Each entry below is to be duplicated verbatim.

Rows from a figure dataset
──────────────────────────────

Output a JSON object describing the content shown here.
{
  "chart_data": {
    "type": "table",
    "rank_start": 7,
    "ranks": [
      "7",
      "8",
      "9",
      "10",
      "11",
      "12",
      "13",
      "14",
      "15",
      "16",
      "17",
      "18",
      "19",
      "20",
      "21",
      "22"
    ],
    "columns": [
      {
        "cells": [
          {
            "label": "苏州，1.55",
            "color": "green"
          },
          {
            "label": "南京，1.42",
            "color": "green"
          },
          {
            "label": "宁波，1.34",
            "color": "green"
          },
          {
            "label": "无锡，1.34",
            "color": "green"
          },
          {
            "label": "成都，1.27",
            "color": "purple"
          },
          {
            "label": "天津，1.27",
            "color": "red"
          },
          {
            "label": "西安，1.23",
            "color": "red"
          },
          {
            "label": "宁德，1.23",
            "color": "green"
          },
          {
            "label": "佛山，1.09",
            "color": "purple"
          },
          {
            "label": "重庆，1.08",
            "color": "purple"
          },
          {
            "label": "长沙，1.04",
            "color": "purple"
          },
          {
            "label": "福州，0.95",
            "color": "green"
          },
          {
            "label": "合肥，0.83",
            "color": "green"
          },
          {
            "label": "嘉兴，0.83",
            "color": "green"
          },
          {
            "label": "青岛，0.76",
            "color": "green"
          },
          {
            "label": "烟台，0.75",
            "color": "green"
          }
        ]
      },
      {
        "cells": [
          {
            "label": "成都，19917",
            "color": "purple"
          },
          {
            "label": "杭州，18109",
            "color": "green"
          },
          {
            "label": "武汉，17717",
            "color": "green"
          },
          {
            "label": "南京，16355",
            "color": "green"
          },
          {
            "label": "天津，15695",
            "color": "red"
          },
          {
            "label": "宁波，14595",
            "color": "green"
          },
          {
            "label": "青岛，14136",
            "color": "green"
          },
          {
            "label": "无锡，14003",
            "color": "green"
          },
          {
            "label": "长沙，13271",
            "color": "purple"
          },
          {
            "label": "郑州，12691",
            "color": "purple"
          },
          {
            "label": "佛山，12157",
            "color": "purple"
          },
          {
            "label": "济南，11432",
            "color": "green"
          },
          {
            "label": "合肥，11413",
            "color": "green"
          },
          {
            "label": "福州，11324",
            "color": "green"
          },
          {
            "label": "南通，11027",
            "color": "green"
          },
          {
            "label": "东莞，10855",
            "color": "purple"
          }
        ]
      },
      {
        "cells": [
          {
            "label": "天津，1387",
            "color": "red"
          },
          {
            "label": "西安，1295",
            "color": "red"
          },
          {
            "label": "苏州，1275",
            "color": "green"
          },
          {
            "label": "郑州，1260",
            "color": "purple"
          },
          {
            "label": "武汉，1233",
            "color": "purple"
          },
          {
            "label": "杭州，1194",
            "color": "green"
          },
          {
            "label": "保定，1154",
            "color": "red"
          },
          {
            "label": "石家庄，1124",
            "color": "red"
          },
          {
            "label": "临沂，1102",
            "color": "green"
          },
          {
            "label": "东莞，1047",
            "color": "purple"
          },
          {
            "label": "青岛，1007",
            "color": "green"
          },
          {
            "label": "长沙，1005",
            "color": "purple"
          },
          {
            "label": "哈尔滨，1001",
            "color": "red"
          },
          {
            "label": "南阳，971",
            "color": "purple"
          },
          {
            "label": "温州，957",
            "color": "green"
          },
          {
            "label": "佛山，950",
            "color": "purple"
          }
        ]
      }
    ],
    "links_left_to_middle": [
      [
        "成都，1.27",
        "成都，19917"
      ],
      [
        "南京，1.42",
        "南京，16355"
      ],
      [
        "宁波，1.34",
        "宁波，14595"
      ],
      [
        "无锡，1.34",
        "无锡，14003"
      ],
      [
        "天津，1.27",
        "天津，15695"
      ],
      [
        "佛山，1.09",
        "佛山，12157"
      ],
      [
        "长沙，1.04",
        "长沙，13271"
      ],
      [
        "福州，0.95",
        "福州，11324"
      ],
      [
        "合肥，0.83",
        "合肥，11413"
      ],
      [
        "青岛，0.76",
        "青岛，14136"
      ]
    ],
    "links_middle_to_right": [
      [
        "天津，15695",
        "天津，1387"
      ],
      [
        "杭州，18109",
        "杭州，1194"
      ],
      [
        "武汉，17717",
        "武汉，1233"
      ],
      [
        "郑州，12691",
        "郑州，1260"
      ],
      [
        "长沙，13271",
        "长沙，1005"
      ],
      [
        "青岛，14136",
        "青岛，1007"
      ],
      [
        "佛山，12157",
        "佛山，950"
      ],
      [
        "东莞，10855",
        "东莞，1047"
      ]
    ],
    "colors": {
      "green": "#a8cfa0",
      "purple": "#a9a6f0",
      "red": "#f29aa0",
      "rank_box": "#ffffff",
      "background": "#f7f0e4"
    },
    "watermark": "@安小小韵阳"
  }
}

──────────────────────────────

▶ _RESPONSE_:
Output a JSON object describing the content shown here.
{
  "chart_data": {
    "type": "table",
    "rank_start": 7,
    "ranks": [
      "7",
      "8",
      "9",
      "10",
      "11",
      "12",
      "13",
      "14",
      "15",
      "16",
      "17",
      "18",
      "19",
      "20",
      "21",
      "22"
    ],
    "columns": [
      {
        "cells": [
          {
            "label": "苏州，1.55",
            "color": "green"
          },
          {
            "label": "南京，1.42",
            "color": "green"
          },
          {
            "label": "宁波，1.34",
            "color": "green"
          },
          {
            "label": "无锡，1.34",
            "color": "green"
          },
          {
            "label": "成都，1.27",
            "color": "purple"
          },
          {
            "label": "天津，1.27",
            "color": "red"
          },
          {
            "label": "西安，1.23",
            "color": "red"
          },
          {
            "label": "宁德，1.23",
            "color": "green"
          },
          {
            "label": "佛山，1.09",
            "color": "purple"
          },
          {
            "label": "重庆，1.08",
            "color": "purple"
          },
          {
            "label": "长沙，1.04",
            "color": "purple"
          },
          {
            "label": "福州，0.95",
            "color": "green"
          },
          {
            "label": "合肥，0.83",
            "color": "green"
          },
          {
            "label": "嘉兴，0.83",
            "color": "green"
          },
          {
            "label": "青岛，0.76",
            "color": "green"
          },
          {
            "label": "烟台，0.75",
            "color": "green"
          }
        ]
      },
      {
        "cells": [
          {
            "label": "成都，19917",
            "color": "purple"
          },
          {
            "label": "杭州，18109",
            "color": "green"
          },
          {
            "label": "武汉，17717",
            "color": "green"
          },
          {
            "label": "南京，16355",
            "color": "green"
          },
          {
            "label": "天津，15695",
            "color": "red"
          },
          {
            "label": "宁波，14595",
            "color": "green"
          },
          {
            "label": "青岛，14136",
            "color": "green"
          },
          {
            "label": "无锡，14003",
            "color": "green"
          },
          {
            "label": "长沙，13271",
            "color": "purple"
          },
          {
            "label": "郑州，12691",
            "color": "purple"
          },
          {
            "label": "佛山，12157",
            "color": "purple"
          },
          {
            "label": "济南，11432",
            "color": "green"
          },
          {
            "label": "合肥，11413",
            "color": "green"
          },
          {
            "label": "福州，11324",
            "color": "green"
          },
          {
            "label": "南通，11027",
            "color": "green"
          },
          {
            "label": "东莞，10855",
            "color": "purple"
          }
        ]
      },
      {
        "cells": [
          {
            "label": "天津，1387",
            "color": "red"
          },
          {
            "label": "西安，1295",
            "color": "red"
          },
          {
            "label": "苏州，1275",
            "color": "green"
          },
          {
            "label": "郑州，1260",
            "color": "purple"
          },
          {
            "label": "武汉，1233",
            "color": "purple"
          },
          {
            "label": "杭州，1194",
            "color": "green"
          },
          {
            "label": "保定，1154",
            "color": "red"
          },
          {
            "label": "石家庄，1124",
            "color": "red"
          },
          {
            "label": "临沂，1102",
            "color": "green"
          },
          {
            "label": "东莞，1047",
            "color": "purple"
          },
          {
            "label": "青岛，1007",
            "color": "green"
          },
          {
            "label": "长沙，1005",
            "color": "purple"
          },
          {
            "label": "哈尔滨，1001",
            "color": "red"
          },
          {
            "label": "南阳，971",
            "color": "purple"
          },
          {
            "label": "温州，957",
            "color": "green"
          },
          {
            "label": "佛山，950",
            "color": "purple"
          }
        ]
      }
    ],
    "links_left_to_middle": [
      [
        "成都，1.27",
        "成都，19917"
      ],
      [
        "南京，1.42",
        "南京，16355"
      ],
      [
        "宁波，1.34",
        "宁波，14595"
      ],
      [
        "无锡，1.34",
        "无锡，14003"
      ],
      [
        "天津，1.27",
        "天津，15695"
      ],
      [
        "佛山，1.09",
        "佛山，12157"
      ],
      [
        "长沙，1.04",
        "长沙，13271"
      ],
      [
        "福州，0.95",
        "福州，11324"
      ],
      [
        "合肥，0.83",
        "合肥，11413"
      ],
      [
        "青岛，0.76",
        "青岛，14136"
      ]
    ],
    "links_middle_to_right": [
      [
        "天津，15695",
        "天津，1387"
      ],
      [
        "杭州，18109",
        "杭州，1194"
      ],
      [
        "武汉，17717",
        "武汉，1233"
      ],
      [
        "郑州，12691",
        "郑州，1260"
      ],
      [
        "长沙，13271",
        "长沙，1005"
      ],
      [
        "青岛，14136",
        "青岛，1007"
      ],
      [
        "佛山，12157",
        "佛山，950"
      ],
      [
        "东莞，10855",
        "东莞，1047"
      ]
    ],
    "colors": {
      "green": "#a8cfa0",
      "purple": "#a9a6f0",
      "red": "#f29aa0",
      "rank_box": "#ffffff",
      "background": "#f7f0e4"
    },
    "watermark": "@安小小韵阳"
  }
}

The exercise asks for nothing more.